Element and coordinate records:
__________________________________________________

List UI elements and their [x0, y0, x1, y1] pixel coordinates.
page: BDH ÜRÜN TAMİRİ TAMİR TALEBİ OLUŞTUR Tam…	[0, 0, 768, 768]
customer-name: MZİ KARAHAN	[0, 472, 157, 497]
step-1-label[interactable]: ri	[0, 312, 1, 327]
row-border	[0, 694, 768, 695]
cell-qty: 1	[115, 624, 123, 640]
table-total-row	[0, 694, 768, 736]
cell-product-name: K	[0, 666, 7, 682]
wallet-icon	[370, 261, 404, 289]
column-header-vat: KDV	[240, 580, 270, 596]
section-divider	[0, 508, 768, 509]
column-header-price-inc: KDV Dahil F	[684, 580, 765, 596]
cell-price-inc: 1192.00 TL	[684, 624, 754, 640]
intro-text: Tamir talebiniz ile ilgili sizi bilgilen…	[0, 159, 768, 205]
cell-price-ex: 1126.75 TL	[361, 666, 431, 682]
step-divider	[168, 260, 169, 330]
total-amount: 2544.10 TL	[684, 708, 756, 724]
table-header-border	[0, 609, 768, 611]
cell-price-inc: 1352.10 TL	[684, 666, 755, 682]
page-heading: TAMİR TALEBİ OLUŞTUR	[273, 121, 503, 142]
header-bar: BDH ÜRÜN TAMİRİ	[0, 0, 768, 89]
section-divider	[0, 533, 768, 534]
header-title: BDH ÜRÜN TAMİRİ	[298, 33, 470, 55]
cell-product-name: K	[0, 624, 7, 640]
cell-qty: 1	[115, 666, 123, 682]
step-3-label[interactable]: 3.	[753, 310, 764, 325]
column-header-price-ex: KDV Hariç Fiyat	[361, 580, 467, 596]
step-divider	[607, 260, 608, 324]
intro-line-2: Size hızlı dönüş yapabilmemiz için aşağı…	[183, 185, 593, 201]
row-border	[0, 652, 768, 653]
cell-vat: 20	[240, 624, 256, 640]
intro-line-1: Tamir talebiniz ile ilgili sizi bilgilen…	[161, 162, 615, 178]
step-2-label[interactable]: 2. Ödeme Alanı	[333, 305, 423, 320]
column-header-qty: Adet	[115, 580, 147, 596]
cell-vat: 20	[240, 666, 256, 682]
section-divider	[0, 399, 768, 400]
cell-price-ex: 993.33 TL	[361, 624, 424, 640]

__________________________________________________

Goal of the exercise: Find every line in the listing that contains the string "bilgilen", and copy each of those lines.

Worked solution:
intro-text: Tamir talebiniz ile ilgili sizi bilgilen…	[0, 159, 768, 205]
intro-line-1: Tamir talebiniz ile ilgili sizi bilgilen…	[161, 162, 615, 178]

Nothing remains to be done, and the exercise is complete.